- Objective:
Extract every line of the records below verbatim, omitting the pictures.

- Provided records:
────────────────────────────────────────
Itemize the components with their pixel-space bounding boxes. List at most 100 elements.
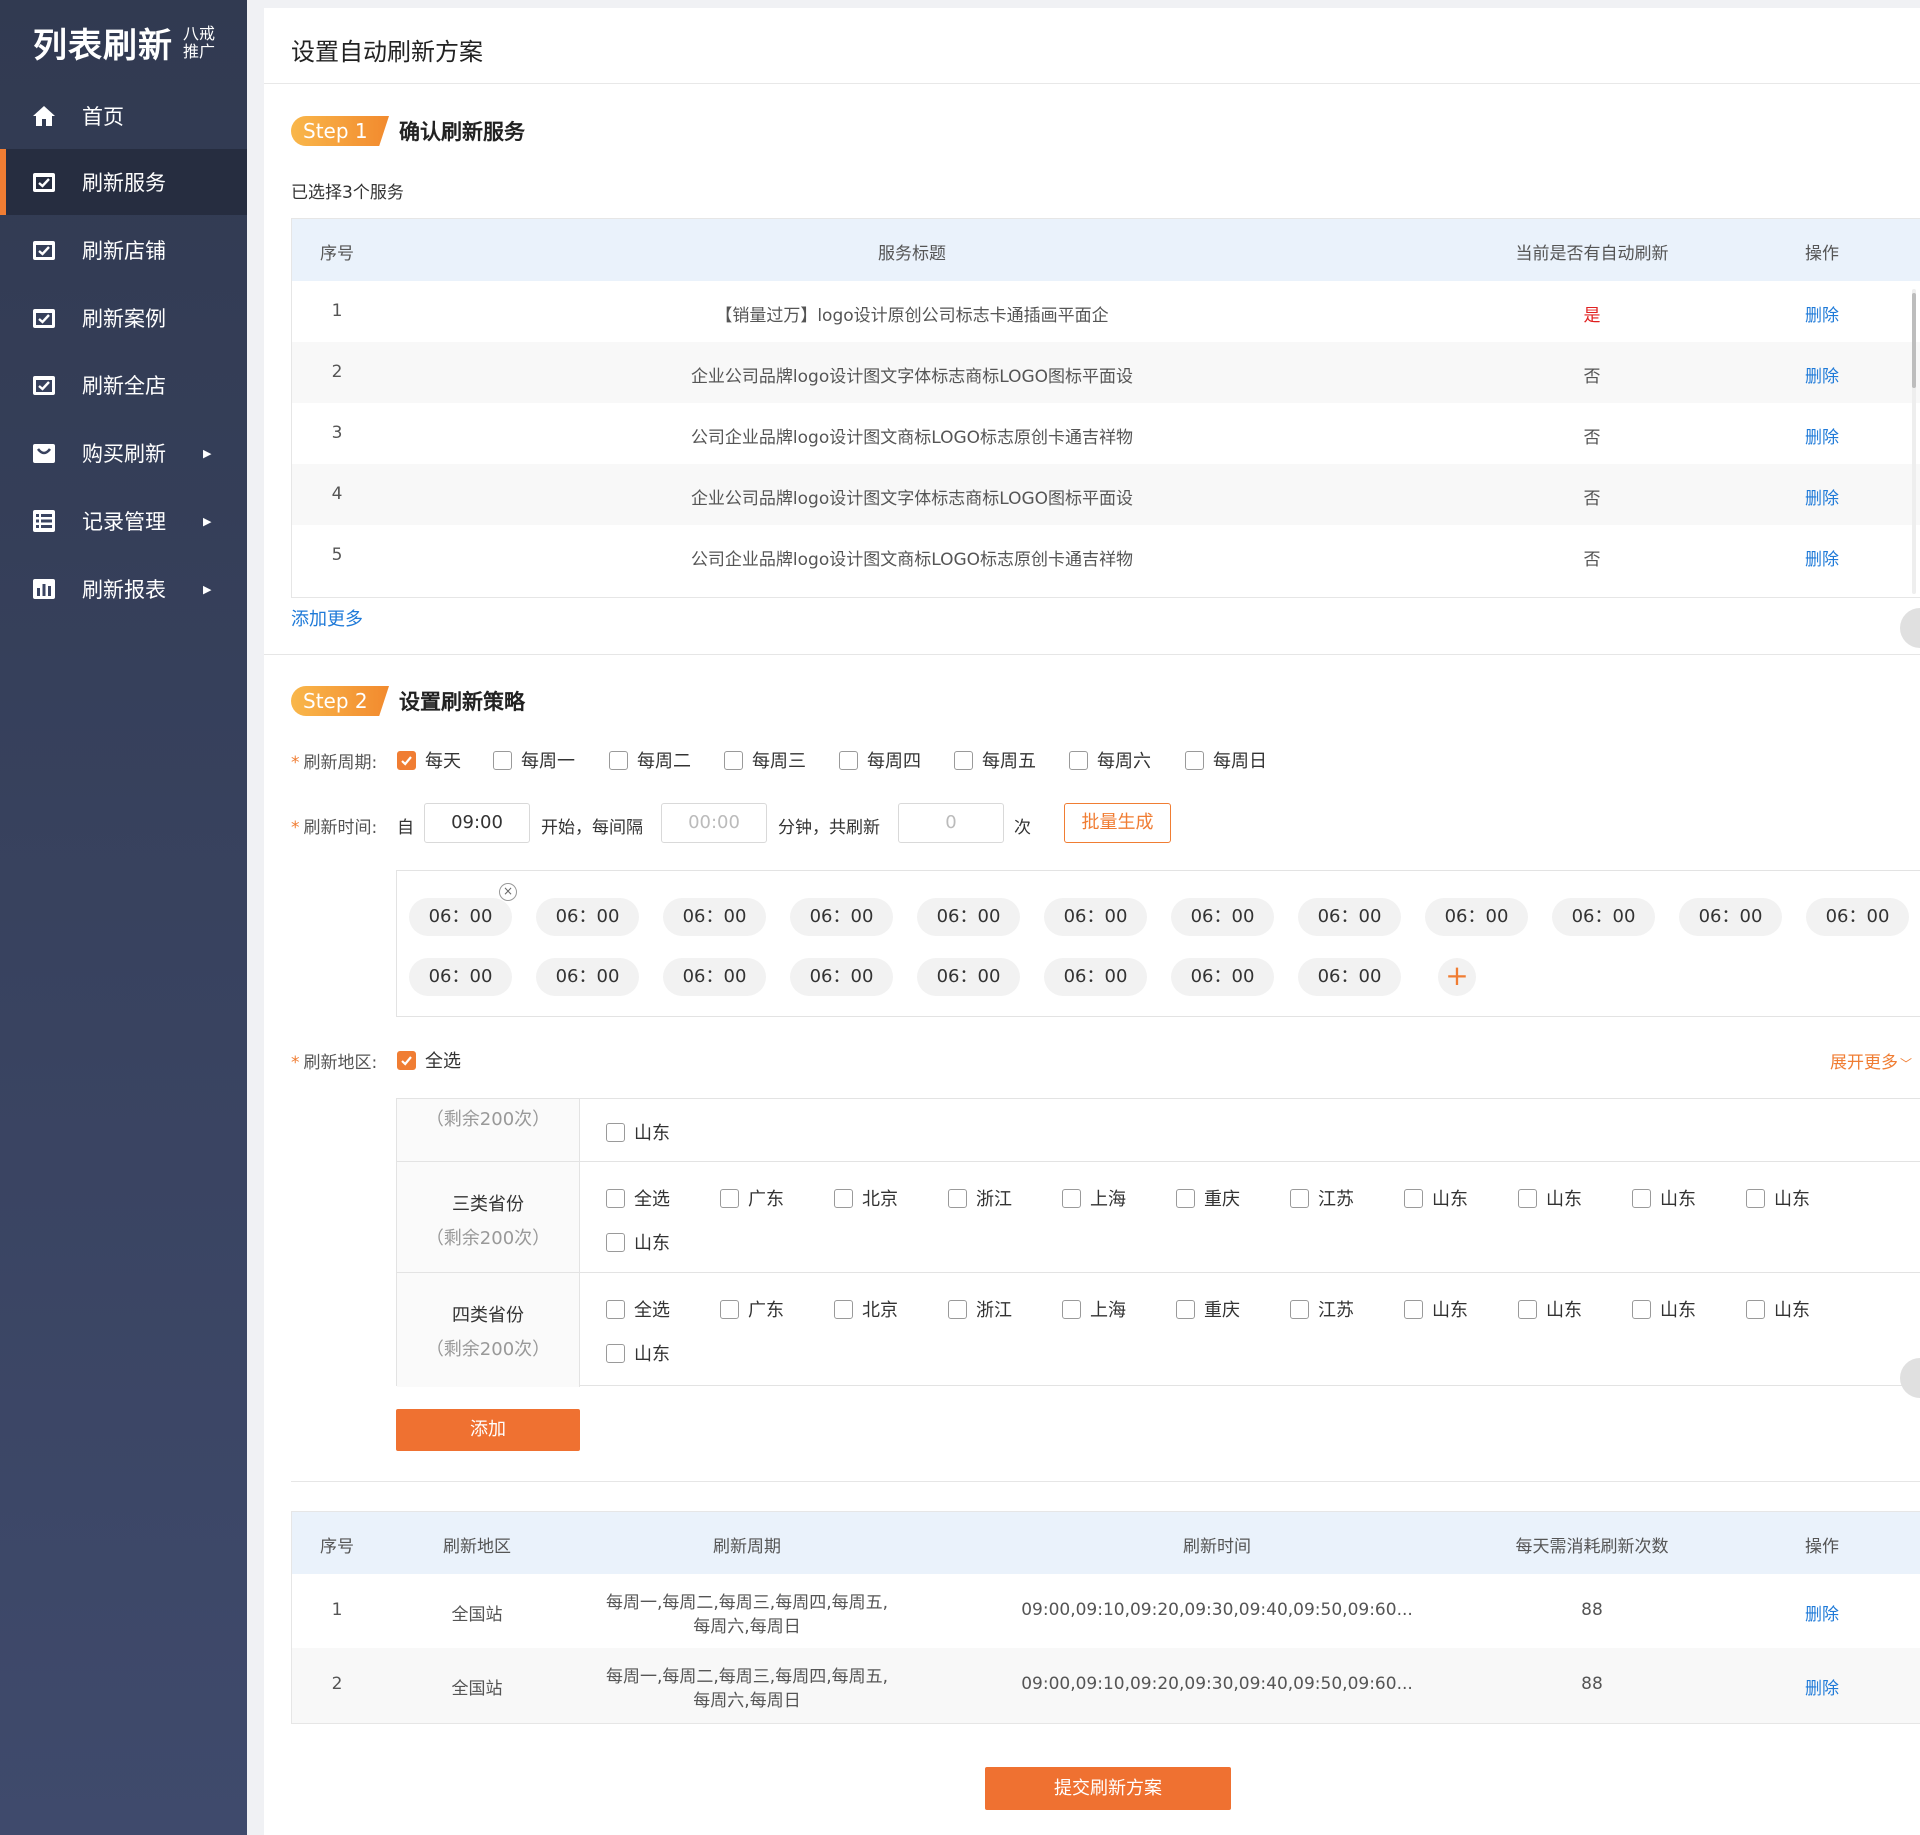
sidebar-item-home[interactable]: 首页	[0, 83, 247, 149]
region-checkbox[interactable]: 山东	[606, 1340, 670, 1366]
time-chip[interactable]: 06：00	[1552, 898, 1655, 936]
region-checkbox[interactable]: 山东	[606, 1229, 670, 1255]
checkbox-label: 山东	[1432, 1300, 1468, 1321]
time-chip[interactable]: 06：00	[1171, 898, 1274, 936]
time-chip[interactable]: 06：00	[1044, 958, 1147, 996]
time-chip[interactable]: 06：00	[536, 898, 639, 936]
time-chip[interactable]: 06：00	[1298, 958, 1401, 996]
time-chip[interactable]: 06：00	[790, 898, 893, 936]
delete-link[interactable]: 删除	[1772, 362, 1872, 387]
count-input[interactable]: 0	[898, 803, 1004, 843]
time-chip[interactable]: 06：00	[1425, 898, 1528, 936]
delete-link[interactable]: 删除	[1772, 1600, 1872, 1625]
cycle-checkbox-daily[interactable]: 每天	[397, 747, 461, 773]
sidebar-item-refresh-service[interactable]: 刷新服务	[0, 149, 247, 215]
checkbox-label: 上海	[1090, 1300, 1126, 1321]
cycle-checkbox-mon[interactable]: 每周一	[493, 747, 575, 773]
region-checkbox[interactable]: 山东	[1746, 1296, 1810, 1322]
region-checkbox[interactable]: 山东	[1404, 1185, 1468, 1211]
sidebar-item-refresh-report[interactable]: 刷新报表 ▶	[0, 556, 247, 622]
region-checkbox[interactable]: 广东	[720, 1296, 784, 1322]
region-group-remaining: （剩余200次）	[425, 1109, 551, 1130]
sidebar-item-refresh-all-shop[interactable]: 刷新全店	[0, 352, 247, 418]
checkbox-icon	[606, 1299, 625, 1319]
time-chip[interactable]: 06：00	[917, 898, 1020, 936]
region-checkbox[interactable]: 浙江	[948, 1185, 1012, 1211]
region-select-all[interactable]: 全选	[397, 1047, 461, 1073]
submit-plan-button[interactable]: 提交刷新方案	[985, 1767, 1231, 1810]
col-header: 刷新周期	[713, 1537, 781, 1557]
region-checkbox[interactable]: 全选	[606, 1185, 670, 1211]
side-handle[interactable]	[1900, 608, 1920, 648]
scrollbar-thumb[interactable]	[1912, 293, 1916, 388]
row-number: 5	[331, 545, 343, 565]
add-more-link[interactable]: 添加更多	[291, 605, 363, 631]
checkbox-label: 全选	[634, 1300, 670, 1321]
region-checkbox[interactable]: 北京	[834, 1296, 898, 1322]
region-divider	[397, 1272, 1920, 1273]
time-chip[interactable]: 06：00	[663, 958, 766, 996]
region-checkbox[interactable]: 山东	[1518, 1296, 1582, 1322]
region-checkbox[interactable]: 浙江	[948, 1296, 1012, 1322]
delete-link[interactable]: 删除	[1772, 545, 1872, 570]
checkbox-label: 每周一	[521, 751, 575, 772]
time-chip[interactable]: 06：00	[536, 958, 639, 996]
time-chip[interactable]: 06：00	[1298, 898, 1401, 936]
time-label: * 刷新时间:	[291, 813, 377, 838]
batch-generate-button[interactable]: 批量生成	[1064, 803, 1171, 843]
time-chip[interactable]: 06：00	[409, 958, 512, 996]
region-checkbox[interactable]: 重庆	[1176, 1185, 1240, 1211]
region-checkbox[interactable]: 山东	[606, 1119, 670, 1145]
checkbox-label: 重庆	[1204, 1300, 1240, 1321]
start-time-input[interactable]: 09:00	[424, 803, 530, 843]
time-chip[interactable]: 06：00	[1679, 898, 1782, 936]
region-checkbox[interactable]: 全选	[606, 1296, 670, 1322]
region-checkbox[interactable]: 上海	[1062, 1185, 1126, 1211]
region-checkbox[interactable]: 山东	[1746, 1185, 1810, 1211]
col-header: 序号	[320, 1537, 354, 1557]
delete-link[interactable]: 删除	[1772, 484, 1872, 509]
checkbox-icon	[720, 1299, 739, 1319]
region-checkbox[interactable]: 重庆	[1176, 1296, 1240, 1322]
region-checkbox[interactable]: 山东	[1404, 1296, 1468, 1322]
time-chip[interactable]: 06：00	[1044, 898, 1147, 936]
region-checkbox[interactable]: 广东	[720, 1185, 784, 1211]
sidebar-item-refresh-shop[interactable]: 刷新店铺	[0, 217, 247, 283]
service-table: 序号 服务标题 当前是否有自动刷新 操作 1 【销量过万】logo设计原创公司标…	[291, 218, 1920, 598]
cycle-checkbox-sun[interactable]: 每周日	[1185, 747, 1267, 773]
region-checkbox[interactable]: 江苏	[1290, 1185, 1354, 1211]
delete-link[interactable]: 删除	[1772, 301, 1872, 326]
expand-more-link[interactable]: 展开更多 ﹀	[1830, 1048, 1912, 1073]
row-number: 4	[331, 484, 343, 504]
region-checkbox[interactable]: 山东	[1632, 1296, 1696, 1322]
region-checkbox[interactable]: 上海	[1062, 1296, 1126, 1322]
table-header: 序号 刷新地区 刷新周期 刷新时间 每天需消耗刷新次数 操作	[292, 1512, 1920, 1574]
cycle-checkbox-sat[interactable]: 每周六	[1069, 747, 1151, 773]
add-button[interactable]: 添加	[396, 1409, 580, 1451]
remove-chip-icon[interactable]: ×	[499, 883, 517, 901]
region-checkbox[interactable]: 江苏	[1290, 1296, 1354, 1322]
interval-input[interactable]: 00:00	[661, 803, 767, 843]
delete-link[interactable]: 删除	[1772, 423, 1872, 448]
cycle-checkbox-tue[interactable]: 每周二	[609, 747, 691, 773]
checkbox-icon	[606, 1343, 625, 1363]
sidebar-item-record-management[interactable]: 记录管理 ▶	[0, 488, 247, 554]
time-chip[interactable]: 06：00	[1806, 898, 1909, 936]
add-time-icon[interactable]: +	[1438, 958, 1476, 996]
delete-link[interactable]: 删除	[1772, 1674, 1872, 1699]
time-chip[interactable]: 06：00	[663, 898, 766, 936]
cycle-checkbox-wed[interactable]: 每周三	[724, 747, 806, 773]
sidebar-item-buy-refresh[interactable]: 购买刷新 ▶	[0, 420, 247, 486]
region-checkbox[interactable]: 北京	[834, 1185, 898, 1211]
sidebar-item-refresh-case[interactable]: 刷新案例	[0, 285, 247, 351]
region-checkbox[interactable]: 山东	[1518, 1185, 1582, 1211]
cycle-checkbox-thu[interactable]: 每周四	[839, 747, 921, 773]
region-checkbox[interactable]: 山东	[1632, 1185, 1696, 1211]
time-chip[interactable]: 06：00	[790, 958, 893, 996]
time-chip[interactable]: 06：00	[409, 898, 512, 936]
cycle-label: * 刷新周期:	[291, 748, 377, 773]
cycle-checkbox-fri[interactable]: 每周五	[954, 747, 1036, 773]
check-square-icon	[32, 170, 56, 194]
────────────────────────────────────────
- Full output:
Itemize the components with their pixel-space bounding boxes. List at most 100 elements.
sidebar-item-home[interactable]: 首页	[0, 83, 247, 149]
region-checkbox[interactable]: 山东	[606, 1340, 670, 1366]
time-chip[interactable]: 06：00	[1552, 898, 1655, 936]
region-checkbox[interactable]: 山东	[606, 1229, 670, 1255]
checkbox-label: 山东	[1432, 1300, 1468, 1321]
time-chip[interactable]: 06：00	[1171, 898, 1274, 936]
time-chip[interactable]: 06：00	[1044, 958, 1147, 996]
time-chip[interactable]: 06：00	[536, 898, 639, 936]
time-chip[interactable]: 06：00	[1298, 958, 1401, 996]
time-chip[interactable]: 06：00	[790, 898, 893, 936]
delete-link[interactable]: 删除	[1772, 362, 1872, 387]
count-input[interactable]: 0	[898, 803, 1004, 843]
time-chip[interactable]: 06：00	[1425, 898, 1528, 936]
delete-link[interactable]: 删除	[1772, 1600, 1872, 1625]
cycle-checkbox-daily[interactable]: 每天	[397, 747, 461, 773]
sidebar-item-refresh-service[interactable]: 刷新服务	[0, 149, 247, 215]
checkbox-label: 上海	[1090, 1300, 1126, 1321]
cycle-checkbox-mon[interactable]: 每周一	[493, 747, 575, 773]
region-checkbox[interactable]: 山东	[1746, 1296, 1810, 1322]
region-checkbox[interactable]: 山东	[1404, 1185, 1468, 1211]
sidebar-item-refresh-report[interactable]: 刷新报表 ▶	[0, 556, 247, 622]
region-checkbox[interactable]: 广东	[720, 1296, 784, 1322]
region-group-remaining: （剩余200次）	[425, 1109, 551, 1130]
sidebar-item-refresh-all-shop[interactable]: 刷新全店	[0, 352, 247, 418]
checkbox-icon	[606, 1299, 625, 1319]
time-chip[interactable]: 06：00	[917, 898, 1020, 936]
region-checkbox[interactable]: 浙江	[948, 1185, 1012, 1211]
region-select-all[interactable]: 全选	[397, 1047, 461, 1073]
submit-plan-button[interactable]: 提交刷新方案	[985, 1767, 1231, 1810]
col-header: 刷新周期	[713, 1537, 781, 1557]
region-checkbox[interactable]: 全选	[606, 1185, 670, 1211]
side-handle[interactable]	[1900, 608, 1920, 648]
scrollbar-thumb[interactable]	[1912, 293, 1916, 388]
row-number: 5	[331, 545, 343, 565]
add-more-link[interactable]: 添加更多	[291, 605, 363, 631]
checkbox-label: 全选	[634, 1300, 670, 1321]
region-checkbox[interactable]: 北京	[834, 1296, 898, 1322]
region-divider	[397, 1272, 1920, 1273]
time-chip[interactable]: 06：00	[663, 958, 766, 996]
region-checkbox[interactable]: 山东	[1518, 1296, 1582, 1322]
region-checkbox[interactable]: 浙江	[948, 1296, 1012, 1322]
delete-link[interactable]: 删除	[1772, 545, 1872, 570]
checkbox-label: 每周一	[521, 751, 575, 772]
time-chip[interactable]: 06：00	[536, 958, 639, 996]
time-chip[interactable]: 06：00	[1298, 898, 1401, 936]
time-label: * 刷新时间:	[291, 813, 377, 838]
batch-generate-button[interactable]: 批量生成	[1064, 803, 1171, 843]
time-chip[interactable]: 06：00	[409, 958, 512, 996]
region-checkbox[interactable]: 重庆	[1176, 1185, 1240, 1211]
region-checkbox[interactable]: 山东	[606, 1119, 670, 1145]
checkbox-label: 重庆	[1204, 1300, 1240, 1321]
start-time-input[interactable]: 09:00	[424, 803, 530, 843]
time-chip[interactable]: 06：00	[1679, 898, 1782, 936]
region-checkbox[interactable]: 全选	[606, 1296, 670, 1322]
region-checkbox[interactable]: 上海	[1062, 1185, 1126, 1211]
region-checkbox[interactable]: 山东	[1746, 1185, 1810, 1211]
col-header: 序号	[320, 1537, 354, 1557]
delete-link[interactable]: 删除	[1772, 484, 1872, 509]
checkbox-icon	[720, 1299, 739, 1319]
region-checkbox[interactable]: 重庆	[1176, 1296, 1240, 1322]
region-checkbox[interactable]: 山东	[1404, 1296, 1468, 1322]
time-chip[interactable]: 06：00	[1044, 898, 1147, 936]
region-checkbox[interactable]: 广东	[720, 1185, 784, 1211]
sidebar-item-refresh-shop[interactable]: 刷新店铺	[0, 217, 247, 283]
service-table: 序号 服务标题 当前是否有自动刷新 操作 1 【销量过万】logo设计原创公司标…	[291, 218, 1920, 598]
cycle-checkbox-sun[interactable]: 每周日	[1185, 747, 1267, 773]
region-checkbox[interactable]: 江苏	[1290, 1185, 1354, 1211]
delete-link[interactable]: 删除	[1772, 301, 1872, 326]
expand-more-link[interactable]: 展开更多 ﹀	[1830, 1048, 1912, 1073]
row-number: 4	[331, 484, 343, 504]
region-checkbox[interactable]: 山东	[1632, 1296, 1696, 1322]
region-checkbox[interactable]: 上海	[1062, 1296, 1126, 1322]
table-header: 序号 刷新地区 刷新周期 刷新时间 每天需消耗刷新次数 操作	[292, 1512, 1920, 1574]
cycle-checkbox-sat[interactable]: 每周六	[1069, 747, 1151, 773]
add-button[interactable]: 添加	[396, 1409, 580, 1451]
remove-chip-icon[interactable]: ×	[499, 883, 517, 901]
region-checkbox[interactable]: 江苏	[1290, 1296, 1354, 1322]
interval-input[interactable]: 00:00	[661, 803, 767, 843]
delete-link[interactable]: 删除	[1772, 423, 1872, 448]
cycle-checkbox-tue[interactable]: 每周二	[609, 747, 691, 773]
checkbox-icon	[606, 1343, 625, 1363]
sidebar-item-record-management[interactable]: 记录管理 ▶	[0, 488, 247, 554]
time-chip[interactable]: 06：00	[1806, 898, 1909, 936]
add-time-icon[interactable]: +	[1438, 958, 1476, 996]
delete-link[interactable]: 删除	[1772, 1674, 1872, 1699]
time-chip[interactable]: 06：00	[663, 898, 766, 936]
cycle-checkbox-wed[interactable]: 每周三	[724, 747, 806, 773]
sidebar-item-buy-refresh[interactable]: 购买刷新 ▶	[0, 420, 247, 486]
region-checkbox[interactable]: 北京	[834, 1185, 898, 1211]
sidebar-item-refresh-case[interactable]: 刷新案例	[0, 285, 247, 351]
region-checkbox[interactable]: 山东	[1518, 1185, 1582, 1211]
cycle-checkbox-thu[interactable]: 每周四	[839, 747, 921, 773]
region-checkbox[interactable]: 山东	[1632, 1185, 1696, 1211]
time-chip[interactable]: 06：00	[790, 958, 893, 996]
time-chip[interactable]: 06：00	[409, 898, 512, 936]
cycle-label: * 刷新周期:	[291, 748, 377, 773]
cycle-checkbox-fri[interactable]: 每周五	[954, 747, 1036, 773]
check-square-icon	[32, 170, 56, 194]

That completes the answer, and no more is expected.